▶ [Aim of the task]: Report every line below that holds the word "this".
* * * * * * * * *
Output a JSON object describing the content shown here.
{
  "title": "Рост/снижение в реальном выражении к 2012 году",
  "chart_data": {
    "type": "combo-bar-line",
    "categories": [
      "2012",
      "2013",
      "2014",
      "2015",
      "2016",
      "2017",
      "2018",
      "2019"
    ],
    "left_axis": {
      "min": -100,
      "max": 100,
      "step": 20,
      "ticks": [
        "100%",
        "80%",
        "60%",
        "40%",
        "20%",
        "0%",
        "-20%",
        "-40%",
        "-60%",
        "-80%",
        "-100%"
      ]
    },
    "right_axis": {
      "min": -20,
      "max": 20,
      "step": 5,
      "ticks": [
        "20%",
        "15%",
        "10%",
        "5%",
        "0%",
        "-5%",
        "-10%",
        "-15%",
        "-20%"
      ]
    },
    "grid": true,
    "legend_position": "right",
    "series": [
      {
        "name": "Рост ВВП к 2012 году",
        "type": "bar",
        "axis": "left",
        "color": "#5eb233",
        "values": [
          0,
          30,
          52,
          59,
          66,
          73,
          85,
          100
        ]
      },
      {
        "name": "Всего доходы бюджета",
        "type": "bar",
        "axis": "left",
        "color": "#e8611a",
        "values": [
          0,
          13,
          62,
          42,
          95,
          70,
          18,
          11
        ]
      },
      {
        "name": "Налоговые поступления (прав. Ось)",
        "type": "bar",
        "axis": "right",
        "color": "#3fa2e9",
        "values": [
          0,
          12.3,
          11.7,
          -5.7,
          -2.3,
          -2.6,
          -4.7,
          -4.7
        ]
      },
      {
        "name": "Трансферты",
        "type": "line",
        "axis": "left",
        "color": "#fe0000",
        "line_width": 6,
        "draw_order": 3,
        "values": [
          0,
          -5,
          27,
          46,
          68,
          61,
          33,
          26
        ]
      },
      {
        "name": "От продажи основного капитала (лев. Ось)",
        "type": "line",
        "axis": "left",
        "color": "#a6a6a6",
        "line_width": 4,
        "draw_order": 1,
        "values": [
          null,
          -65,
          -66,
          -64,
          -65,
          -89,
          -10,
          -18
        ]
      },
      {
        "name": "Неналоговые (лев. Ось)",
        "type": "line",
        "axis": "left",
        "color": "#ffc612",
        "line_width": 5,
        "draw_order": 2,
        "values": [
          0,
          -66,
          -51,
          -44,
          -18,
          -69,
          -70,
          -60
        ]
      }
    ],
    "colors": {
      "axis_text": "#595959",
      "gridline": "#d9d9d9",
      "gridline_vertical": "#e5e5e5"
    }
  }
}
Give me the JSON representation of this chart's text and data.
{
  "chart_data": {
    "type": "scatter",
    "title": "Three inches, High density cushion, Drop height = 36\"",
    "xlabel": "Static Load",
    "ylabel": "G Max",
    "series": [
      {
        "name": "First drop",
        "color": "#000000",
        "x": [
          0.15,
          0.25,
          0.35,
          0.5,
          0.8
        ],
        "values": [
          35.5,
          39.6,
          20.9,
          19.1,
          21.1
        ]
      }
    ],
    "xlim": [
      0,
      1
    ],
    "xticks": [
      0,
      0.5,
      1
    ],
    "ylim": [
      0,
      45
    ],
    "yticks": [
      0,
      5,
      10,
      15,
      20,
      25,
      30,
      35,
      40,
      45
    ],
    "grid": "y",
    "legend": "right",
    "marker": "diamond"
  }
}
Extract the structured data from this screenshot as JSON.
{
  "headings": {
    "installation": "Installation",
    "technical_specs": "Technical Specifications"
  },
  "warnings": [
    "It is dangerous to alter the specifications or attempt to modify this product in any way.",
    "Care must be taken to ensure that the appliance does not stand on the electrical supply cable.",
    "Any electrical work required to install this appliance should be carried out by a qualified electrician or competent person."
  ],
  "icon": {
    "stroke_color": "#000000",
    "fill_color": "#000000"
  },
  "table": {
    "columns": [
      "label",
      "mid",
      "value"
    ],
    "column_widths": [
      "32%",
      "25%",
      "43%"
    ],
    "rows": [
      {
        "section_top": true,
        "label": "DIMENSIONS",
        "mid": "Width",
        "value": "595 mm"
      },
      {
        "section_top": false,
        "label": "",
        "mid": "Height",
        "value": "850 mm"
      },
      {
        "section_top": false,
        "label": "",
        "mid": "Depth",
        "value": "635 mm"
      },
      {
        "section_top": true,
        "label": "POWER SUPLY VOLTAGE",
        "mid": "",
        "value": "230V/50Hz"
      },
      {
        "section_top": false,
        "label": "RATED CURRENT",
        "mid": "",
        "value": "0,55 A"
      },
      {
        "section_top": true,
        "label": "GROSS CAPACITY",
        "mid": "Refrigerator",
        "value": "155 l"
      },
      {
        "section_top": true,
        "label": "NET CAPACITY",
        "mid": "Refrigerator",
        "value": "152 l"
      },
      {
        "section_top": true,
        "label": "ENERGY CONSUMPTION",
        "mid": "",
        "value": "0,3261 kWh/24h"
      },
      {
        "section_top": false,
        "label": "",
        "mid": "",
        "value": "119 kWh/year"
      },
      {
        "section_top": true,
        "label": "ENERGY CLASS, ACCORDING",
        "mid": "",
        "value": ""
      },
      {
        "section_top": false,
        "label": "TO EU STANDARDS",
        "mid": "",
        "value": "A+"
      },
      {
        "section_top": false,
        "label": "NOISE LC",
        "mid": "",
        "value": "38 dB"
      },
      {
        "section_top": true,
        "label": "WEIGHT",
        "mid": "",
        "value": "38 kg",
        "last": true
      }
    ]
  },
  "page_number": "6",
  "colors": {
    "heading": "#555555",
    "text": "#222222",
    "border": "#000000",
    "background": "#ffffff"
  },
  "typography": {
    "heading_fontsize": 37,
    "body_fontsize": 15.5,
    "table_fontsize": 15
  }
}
* * * * * * * * *
▶ [Written solution]:
Give me the JSON representation of this chart's text and data.
Extract the structured data from this screenshot as JSON.
    "It is dangerous to alter the specifications or attempt to modify this product in any way.",
    "Any electrical work required to install this appliance should be carried out by a qualified electrician or competent person."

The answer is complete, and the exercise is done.